Count how many lines hold the word "place" and give that number as the whole answer.

Extracted records:
○ ○ ○ ○ ○ ○ ○

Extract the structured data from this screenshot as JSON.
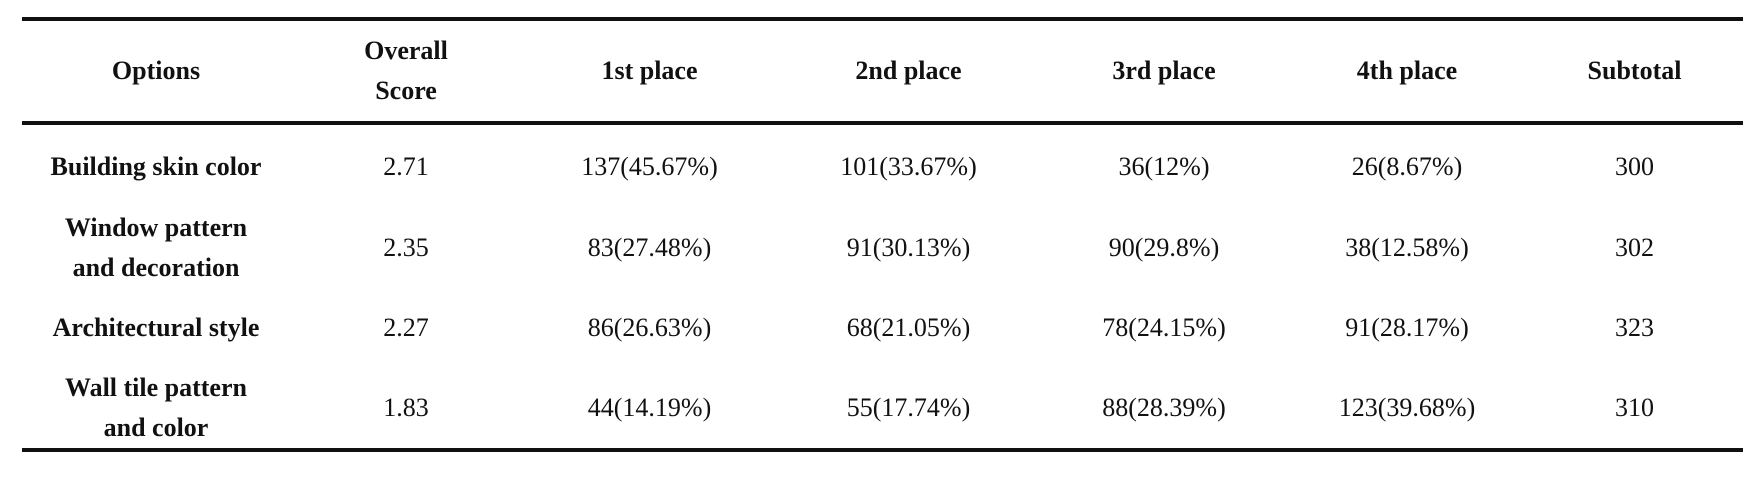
{
  "table": {
    "header": [
      "Options",
      [
        "Overall",
        "Score"
      ],
      "1st place",
      "2nd place",
      "3rd place",
      "4th place",
      "Subtotal"
    ],
    "rows": [
      [
        "Building skin color",
        "2.71",
        "137(45.67%)",
        "101(33.67%)",
        "36(12%)",
        "26(8.67%)",
        "300"
      ],
      [
        [
          "Window pattern",
          "and decoration"
        ],
        "2.35",
        "83(27.48%)",
        "91(30.13%)",
        "90(29.8%)",
        "38(12.58%)",
        "302"
      ],
      [
        "Architectural style",
        "2.27",
        "86(26.63%)",
        "68(21.05%)",
        "78(24.15%)",
        "91(28.17%)",
        "323"
      ],
      [
        [
          "Wall tile pattern",
          "and color"
        ],
        "1.83",
        "44(14.19%)",
        "55(17.74%)",
        "88(28.39%)",
        "123(39.68%)",
        "310"
      ]
    ]
  }
}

○ ○ ○ ○ ○ ○ ○

Task solution: 4